[Extracted data entries]
★ ★ ★ ★ ★

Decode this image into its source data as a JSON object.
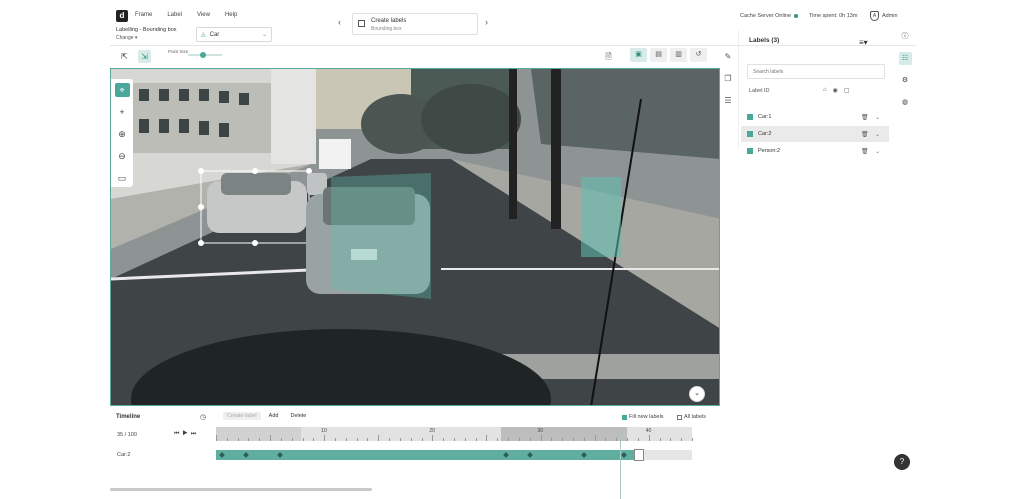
{
  "app": {
    "logo_letter": "d",
    "menu": [
      "Frame",
      "Label",
      "View",
      "Help"
    ],
    "subtitle": "Labelling - Bounding box",
    "change_link": "Change ▾",
    "class_selector": "Car",
    "task_title": "Create labels",
    "task_subtitle": "Bounding box",
    "server_status": "Cache Server Online",
    "time_spent": "Time spent: 0h 13m",
    "user": "Admin"
  },
  "toolbar": {
    "point_size_label": "Point Size",
    "point_size_value": 0.4
  },
  "labels_panel": {
    "title": "Labels (3)",
    "search_placeholder": "Search labels",
    "column_label": "Label ID",
    "items": [
      {
        "name": "Car:1",
        "color": "#4aa89a",
        "selected": false
      },
      {
        "name": "Car:2",
        "color": "#4aa89a",
        "selected": true
      },
      {
        "name": "Person:2",
        "color": "#4aa89a",
        "selected": false
      }
    ]
  },
  "timeline": {
    "title": "Timeline",
    "create_label": "Create label",
    "add_label": "Add",
    "delete_label": "Delete",
    "fill_new_labels": "Fill new labels",
    "all_labels": "All labels",
    "frame_counter": "35 / 100",
    "ticks": [
      "10",
      "20",
      "30",
      "40"
    ],
    "track_name": "Car:2",
    "track_progress": 0.88,
    "current_frame": 35,
    "total_frames": 100
  }
}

★ ★ ★ ★ ★

**Written problem:**
State the count of lines with the word "Bounding" in them, and write nothing else.

**Right answer:**
2